> Required action:
Print each entry verbatim.
=-=-=
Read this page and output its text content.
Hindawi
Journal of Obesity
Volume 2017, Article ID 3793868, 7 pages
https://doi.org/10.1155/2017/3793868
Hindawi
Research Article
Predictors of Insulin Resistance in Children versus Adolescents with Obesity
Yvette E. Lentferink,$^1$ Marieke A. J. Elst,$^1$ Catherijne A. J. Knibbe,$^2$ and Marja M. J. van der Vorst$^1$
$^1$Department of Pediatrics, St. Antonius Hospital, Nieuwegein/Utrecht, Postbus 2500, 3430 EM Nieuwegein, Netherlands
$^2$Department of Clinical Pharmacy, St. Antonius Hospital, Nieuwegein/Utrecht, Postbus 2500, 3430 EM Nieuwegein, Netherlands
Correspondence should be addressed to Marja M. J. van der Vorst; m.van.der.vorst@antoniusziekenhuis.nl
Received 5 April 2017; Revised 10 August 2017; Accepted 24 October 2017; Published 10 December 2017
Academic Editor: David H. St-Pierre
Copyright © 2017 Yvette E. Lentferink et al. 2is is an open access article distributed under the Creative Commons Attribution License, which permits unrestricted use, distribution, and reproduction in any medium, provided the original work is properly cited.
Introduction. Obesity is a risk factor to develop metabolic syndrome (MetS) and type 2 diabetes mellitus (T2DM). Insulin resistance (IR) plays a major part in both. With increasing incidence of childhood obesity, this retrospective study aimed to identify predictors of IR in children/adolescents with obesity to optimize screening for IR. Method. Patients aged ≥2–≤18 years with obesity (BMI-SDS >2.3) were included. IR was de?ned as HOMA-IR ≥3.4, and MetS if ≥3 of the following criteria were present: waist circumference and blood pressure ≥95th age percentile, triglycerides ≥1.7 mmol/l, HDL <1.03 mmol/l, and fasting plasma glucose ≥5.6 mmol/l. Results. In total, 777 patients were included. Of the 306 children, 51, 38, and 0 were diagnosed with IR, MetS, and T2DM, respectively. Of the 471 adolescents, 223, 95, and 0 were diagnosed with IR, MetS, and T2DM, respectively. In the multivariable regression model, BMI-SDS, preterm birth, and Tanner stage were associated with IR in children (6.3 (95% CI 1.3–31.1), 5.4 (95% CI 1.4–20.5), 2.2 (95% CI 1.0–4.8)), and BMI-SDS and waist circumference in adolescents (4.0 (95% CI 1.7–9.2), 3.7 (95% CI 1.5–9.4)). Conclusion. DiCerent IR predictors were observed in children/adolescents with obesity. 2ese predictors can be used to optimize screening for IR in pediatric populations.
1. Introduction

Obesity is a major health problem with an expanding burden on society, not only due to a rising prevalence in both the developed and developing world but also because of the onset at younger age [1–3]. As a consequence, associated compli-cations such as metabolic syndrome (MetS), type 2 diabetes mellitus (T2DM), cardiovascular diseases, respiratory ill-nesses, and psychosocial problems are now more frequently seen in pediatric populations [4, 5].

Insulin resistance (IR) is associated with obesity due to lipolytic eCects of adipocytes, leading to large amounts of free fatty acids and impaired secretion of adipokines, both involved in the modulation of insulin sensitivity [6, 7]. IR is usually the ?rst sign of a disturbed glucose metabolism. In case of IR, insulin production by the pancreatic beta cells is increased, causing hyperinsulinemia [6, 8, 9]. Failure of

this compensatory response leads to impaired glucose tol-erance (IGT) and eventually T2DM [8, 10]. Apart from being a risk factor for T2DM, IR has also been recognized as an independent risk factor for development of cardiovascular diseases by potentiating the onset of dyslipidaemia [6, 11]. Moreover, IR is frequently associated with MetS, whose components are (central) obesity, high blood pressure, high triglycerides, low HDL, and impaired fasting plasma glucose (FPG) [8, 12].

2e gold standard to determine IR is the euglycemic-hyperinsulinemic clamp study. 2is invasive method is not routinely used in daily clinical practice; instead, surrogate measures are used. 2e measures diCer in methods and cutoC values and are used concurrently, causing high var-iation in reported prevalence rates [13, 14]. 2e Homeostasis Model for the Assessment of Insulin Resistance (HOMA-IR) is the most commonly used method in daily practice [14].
=-=-=
> Your response:
Read this page and output its text content.
Hindawi
Journal of Obesity
Volume 2017, Article ID 3793868, 7 pages
https://doi.org/10.1155/2017/3793868
Hindawi
Research Article
Predictors of Insulin Resistance in Children versus Adolescents with Obesity
Yvette E. Lentferink,$^1$ Marieke A. J. Elst,$^1$ Catherijne A. J. Knibbe,$^2$ and Marja M. J. van der Vorst$^1$
$^1$Department of Pediatrics, St. Antonius Hospital, Nieuwegein/Utrecht, Postbus 2500, 3430 EM Nieuwegein, Netherlands
$^2$Department of Clinical Pharmacy, St. Antonius Hospital, Nieuwegein/Utrecht, Postbus 2500, 3430 EM Nieuwegein, Netherlands
Correspondence should be addressed to Marja M. J. van der Vorst; m.van.der.vorst@antoniusziekenhuis.nl
Received 5 April 2017; Revised 10 August 2017; Accepted 24 October 2017; Published 10 December 2017
Academic Editor: David H. St-Pierre
Copyright © 2017 Yvette E. Lentferink et al. 2is is an open access article distributed under the Creative Commons Attribution License, which permits unrestricted use, distribution, and reproduction in any medium, provided the original work is properly cited.
Introduction. Obesity is a risk factor to develop metabolic syndrome (MetS) and type 2 diabetes mellitus (T2DM). Insulin resistance (IR) plays a major part in both. With increasing incidence of childhood obesity, this retrospective study aimed to identify predictors of IR in children/adolescents with obesity to optimize screening for IR. Method. Patients aged ≥2–≤18 years with obesity (BMI-SDS >2.3) were included. IR was de?ned as HOMA-IR ≥3.4, and MetS if ≥3 of the following criteria were present: waist circumference and blood pressure ≥95th age percentile, triglycerides ≥1.7 mmol/l, HDL <1.03 mmol/l, and fasting plasma glucose ≥5.6 mmol/l. Results. In total, 777 patients were included. Of the 306 children, 51, 38, and 0 were diagnosed with IR, MetS, and T2DM, respectively. Of the 471 adolescents, 223, 95, and 0 were diagnosed with IR, MetS, and T2DM, respectively. In the multivariable regression model, BMI-SDS, preterm birth, and Tanner stage were associated with IR in children (6.3 (95% CI 1.3–31.1), 5.4 (95% CI 1.4–20.5), 2.2 (95% CI 1.0–4.8)), and BMI-SDS and waist circumference in adolescents (4.0 (95% CI 1.7–9.2), 3.7 (95% CI 1.5–9.4)). Conclusion. DiCerent IR predictors were observed in children/adolescents with obesity. 2ese predictors can be used to optimize screening for IR in pediatric populations.
1. Introduction

Obesity is a major health problem with an expanding burden on society, not only due to a rising prevalence in both the developed and developing world but also because of the onset at younger age [1–3]. As a consequence, associated compli-cations such as metabolic syndrome (MetS), type 2 diabetes mellitus (T2DM), cardiovascular diseases, respiratory ill-nesses, and psychosocial problems are now more frequently seen in pediatric populations [4, 5].

Insulin resistance (IR) is associated with obesity due to lipolytic eCects of adipocytes, leading to large amounts of free fatty acids and impaired secretion of adipokines, both involved in the modulation of insulin sensitivity [6, 7]. IR is usually the ?rst sign of a disturbed glucose metabolism. In case of IR, insulin production by the pancreatic beta cells is increased, causing hyperinsulinemia [6, 8, 9]. Failure of

this compensatory response leads to impaired glucose tol-erance (IGT) and eventually T2DM [8, 10]. Apart from being a risk factor for T2DM, IR has also been recognized as an independent risk factor for development of cardiovascular diseases by potentiating the onset of dyslipidaemia [6, 11]. Moreover, IR is frequently associated with MetS, whose components are (central) obesity, high blood pressure, high triglycerides, low HDL, and impaired fasting plasma glucose (FPG) [8, 12].

2e gold standard to determine IR is the euglycemic-hyperinsulinemic clamp study. 2is invasive method is not routinely used in daily clinical practice; instead, surrogate measures are used. 2e measures diCer in methods and cutoC values and are used concurrently, causing high var-iation in reported prevalence rates [13, 14]. 2e Homeostasis Model for the Assessment of Insulin Resistance (HOMA-IR) is the most commonly used method in daily practice [14].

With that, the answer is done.